Do this:
Repeat exactly the lines that run from the one containing "Give me a plain-text" to the end of the data, and leave out all others.

Material provided:
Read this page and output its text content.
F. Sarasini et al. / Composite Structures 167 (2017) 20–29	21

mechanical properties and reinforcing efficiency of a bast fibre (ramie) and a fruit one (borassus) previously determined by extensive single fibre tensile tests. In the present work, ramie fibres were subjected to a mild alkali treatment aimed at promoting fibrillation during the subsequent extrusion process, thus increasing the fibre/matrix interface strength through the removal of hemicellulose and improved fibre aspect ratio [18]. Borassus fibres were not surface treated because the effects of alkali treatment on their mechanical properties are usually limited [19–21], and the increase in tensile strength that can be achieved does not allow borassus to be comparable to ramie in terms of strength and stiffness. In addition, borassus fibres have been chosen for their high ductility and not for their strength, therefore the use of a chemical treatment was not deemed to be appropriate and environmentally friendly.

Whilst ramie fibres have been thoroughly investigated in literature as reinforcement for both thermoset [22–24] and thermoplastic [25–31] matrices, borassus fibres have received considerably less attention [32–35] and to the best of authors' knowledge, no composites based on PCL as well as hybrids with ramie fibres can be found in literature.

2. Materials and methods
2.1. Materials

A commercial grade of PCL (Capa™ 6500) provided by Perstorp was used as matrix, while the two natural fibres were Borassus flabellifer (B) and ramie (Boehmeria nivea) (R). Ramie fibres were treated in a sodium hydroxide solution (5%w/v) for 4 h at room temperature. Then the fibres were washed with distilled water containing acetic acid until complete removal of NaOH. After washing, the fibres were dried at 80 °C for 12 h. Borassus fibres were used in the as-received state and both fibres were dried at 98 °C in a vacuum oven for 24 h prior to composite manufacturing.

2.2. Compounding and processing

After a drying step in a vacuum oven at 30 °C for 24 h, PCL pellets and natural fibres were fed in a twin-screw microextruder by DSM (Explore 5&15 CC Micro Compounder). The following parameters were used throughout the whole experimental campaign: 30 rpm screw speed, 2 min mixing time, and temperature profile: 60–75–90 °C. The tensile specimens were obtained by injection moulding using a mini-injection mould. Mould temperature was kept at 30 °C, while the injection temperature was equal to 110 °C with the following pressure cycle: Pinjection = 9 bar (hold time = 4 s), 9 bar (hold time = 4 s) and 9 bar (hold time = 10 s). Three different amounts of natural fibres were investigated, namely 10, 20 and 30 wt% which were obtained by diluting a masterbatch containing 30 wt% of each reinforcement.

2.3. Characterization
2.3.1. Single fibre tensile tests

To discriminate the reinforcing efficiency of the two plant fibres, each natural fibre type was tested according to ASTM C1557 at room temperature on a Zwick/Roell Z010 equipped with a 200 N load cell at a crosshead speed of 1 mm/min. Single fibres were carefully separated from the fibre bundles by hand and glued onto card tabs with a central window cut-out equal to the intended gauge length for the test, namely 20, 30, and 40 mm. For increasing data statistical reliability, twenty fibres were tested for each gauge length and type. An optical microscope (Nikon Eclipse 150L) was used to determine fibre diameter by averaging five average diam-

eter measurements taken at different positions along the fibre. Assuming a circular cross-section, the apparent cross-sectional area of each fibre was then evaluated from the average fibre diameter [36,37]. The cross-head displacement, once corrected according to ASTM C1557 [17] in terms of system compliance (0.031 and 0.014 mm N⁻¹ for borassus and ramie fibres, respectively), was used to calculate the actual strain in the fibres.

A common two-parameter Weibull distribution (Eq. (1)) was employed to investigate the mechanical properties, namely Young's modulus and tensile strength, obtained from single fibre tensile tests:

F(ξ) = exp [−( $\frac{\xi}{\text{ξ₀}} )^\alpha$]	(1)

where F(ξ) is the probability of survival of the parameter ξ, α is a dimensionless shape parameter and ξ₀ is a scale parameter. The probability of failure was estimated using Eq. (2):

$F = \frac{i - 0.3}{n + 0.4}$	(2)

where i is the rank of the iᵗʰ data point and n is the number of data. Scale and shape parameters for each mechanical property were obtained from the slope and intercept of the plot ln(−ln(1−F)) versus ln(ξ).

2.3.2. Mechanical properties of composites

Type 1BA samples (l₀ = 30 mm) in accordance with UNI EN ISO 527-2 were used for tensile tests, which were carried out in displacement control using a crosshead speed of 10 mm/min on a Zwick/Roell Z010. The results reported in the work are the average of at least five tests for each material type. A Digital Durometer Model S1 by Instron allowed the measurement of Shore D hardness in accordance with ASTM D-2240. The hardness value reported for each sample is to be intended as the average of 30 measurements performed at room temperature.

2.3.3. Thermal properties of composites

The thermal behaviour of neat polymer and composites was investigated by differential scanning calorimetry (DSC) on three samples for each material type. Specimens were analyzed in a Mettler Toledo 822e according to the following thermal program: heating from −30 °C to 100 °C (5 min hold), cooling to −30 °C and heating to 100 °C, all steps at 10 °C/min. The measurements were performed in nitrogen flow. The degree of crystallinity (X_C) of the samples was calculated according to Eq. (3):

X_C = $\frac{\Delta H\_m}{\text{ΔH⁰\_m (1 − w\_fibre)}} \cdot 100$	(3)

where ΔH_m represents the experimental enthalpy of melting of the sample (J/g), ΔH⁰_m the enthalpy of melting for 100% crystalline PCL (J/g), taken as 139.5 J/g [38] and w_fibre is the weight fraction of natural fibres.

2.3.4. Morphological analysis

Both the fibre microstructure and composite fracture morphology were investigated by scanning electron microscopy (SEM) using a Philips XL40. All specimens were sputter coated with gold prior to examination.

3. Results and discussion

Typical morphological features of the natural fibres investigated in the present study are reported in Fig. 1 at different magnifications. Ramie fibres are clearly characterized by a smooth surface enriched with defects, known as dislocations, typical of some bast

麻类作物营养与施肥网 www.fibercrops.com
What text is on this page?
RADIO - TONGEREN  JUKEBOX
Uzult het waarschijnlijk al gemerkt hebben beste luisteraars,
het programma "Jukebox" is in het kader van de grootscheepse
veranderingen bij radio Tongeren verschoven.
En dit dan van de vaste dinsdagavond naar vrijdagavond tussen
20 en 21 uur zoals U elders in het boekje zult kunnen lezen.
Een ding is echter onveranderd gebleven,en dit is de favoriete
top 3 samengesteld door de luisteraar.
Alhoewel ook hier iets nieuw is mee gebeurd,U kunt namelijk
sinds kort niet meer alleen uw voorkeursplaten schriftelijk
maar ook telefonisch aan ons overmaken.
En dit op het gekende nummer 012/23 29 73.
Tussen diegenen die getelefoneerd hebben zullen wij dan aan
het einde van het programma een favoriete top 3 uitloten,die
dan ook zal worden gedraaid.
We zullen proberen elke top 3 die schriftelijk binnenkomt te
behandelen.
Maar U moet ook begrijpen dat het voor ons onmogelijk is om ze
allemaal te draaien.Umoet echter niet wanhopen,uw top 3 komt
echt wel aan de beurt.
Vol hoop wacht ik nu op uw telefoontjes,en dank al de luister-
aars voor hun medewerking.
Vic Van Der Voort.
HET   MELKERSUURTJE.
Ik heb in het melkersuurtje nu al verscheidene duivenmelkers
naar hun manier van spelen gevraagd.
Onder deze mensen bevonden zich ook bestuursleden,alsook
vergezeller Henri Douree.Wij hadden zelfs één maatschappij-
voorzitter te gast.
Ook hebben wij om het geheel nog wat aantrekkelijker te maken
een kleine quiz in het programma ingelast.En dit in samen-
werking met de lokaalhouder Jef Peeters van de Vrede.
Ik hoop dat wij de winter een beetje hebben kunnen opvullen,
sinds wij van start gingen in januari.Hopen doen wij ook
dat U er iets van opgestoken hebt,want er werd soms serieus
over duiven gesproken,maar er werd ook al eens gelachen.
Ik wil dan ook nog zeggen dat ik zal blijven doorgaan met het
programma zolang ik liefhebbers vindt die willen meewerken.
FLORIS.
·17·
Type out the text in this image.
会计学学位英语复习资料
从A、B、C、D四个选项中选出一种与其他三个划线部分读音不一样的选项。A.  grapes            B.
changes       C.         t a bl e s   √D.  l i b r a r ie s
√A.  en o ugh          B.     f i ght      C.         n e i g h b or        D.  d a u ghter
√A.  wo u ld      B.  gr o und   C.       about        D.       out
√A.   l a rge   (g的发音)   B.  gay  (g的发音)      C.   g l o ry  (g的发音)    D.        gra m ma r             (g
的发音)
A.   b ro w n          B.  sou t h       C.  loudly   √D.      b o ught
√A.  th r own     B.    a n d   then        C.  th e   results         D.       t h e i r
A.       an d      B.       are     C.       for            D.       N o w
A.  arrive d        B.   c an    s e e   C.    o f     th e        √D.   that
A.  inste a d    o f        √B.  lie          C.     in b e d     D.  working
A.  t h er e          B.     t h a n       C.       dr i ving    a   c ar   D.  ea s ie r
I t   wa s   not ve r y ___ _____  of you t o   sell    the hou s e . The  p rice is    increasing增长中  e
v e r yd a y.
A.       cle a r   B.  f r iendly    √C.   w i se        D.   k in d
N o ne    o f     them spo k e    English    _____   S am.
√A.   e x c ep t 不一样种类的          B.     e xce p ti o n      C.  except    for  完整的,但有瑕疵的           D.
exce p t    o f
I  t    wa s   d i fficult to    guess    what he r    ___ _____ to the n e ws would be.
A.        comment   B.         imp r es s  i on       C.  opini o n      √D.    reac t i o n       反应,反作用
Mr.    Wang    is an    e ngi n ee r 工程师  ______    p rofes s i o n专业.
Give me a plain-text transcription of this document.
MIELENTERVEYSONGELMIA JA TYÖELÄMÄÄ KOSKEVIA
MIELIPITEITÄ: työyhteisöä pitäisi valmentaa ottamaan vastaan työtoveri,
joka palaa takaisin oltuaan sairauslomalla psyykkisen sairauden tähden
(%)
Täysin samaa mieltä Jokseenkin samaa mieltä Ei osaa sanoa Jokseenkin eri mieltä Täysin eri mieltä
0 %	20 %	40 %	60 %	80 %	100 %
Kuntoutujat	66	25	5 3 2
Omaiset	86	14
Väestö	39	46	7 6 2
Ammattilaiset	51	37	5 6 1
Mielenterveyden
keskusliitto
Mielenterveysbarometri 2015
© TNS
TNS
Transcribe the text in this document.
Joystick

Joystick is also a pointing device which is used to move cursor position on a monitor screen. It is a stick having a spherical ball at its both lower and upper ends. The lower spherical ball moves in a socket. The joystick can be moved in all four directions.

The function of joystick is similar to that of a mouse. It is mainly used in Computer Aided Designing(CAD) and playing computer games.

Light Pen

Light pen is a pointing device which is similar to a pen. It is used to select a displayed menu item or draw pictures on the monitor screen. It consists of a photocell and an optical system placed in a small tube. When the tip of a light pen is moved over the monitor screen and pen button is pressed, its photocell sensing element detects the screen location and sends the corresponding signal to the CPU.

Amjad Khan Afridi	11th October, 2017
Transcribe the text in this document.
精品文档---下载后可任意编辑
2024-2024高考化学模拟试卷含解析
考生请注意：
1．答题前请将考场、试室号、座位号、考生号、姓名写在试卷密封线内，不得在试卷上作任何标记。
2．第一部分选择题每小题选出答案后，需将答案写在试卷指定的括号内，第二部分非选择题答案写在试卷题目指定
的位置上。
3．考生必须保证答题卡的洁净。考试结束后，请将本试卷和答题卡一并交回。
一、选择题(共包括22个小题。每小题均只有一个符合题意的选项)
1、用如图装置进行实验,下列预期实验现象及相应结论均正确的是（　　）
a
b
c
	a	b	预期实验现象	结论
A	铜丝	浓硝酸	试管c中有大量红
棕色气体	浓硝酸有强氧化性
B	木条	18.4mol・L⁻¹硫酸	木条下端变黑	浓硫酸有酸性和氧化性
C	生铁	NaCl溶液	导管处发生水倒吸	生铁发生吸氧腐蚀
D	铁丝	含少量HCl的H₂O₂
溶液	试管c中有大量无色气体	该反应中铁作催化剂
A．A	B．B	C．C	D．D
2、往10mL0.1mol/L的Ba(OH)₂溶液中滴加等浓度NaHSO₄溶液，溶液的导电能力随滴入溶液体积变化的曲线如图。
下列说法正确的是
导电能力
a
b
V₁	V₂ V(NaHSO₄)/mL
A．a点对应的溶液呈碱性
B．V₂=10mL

Result:
Give me a plain-text transcription of this document.
MIELENTERVEYSONGELMIA JA TYÖELÄMÄÄ KOSKEVIA
MIELIPITEITÄ: työyhteisöä pitäisi valmentaa ottamaan vastaan työtoveri,
joka palaa takaisin oltuaan sairauslomalla psyykkisen sairauden tähden
(%)
Täysin samaa mieltä Jokseenkin samaa mieltä Ei osaa sanoa Jokseenkin eri mieltä Täysin eri mieltä
0 %	20 %	40 %	60 %	80 %	100 %
Kuntoutujat	66	25	5 3 2
Omaiset	86	14
Väestö	39	46	7 6 2
Ammattilaiset	51	37	5 6 1
Mielenterveyden
keskusliitto
Mielenterveysbarometri 2015
© TNS
TNS
Transcribe the text in this document.
Joystick

Joystick is also a pointing device which is used to move cursor position on a monitor screen. It is a stick having a spherical ball at its both lower and upper ends. The lower spherical ball moves in a socket. The joystick can be moved in all four directions.

The function of joystick is similar to that of a mouse. It is mainly used in Computer Aided Designing(CAD) and playing computer games.

Light Pen

Light pen is a pointing device which is similar to a pen. It is used to select a displayed menu item or draw pictures on the monitor screen. It consists of a photocell and an optical system placed in a small tube. When the tip of a light pen is moved over the monitor screen and pen button is pressed, its photocell sensing element detects the screen location and sends the corresponding signal to the CPU.

Amjad Khan Afridi	11th October, 2017
Transcribe the text in this document.
精品文档---下载后可任意编辑
2024-2024高考化学模拟试卷含解析
考生请注意：
1．答题前请将考场、试室号、座位号、考生号、姓名写在试卷密封线内，不得在试卷上作任何标记。
2．第一部分选择题每小题选出答案后，需将答案写在试卷指定的括号内，第二部分非选择题答案写在试卷题目指定
的位置上。
3．考生必须保证答题卡的洁净。考试结束后，请将本试卷和答题卡一并交回。
一、选择题(共包括22个小题。每小题均只有一个符合题意的选项)
1、用如图装置进行实验,下列预期实验现象及相应结论均正确的是（　　）
a
b
c
	a	b	预期实验现象	结论
A	铜丝	浓硝酸	试管c中有大量红
棕色气体	浓硝酸有强氧化性
B	木条	18.4mol・L⁻¹硫酸	木条下端变黑	浓硫酸有酸性和氧化性
C	生铁	NaCl溶液	导管处发生水倒吸	生铁发生吸氧腐蚀
D	铁丝	含少量HCl的H₂O₂
溶液	试管c中有大量无色气体	该反应中铁作催化剂
A．A	B．B	C．C	D．D
2、往10mL0.1mol/L的Ba(OH)₂溶液中滴加等浓度NaHSO₄溶液，溶液的导电能力随滴入溶液体积变化的曲线如图。
下列说法正确的是
导电能力
a
b
V₁	V₂ V(NaHSO₄)/mL
A．a点对应的溶液呈碱性
B．V₂=10mL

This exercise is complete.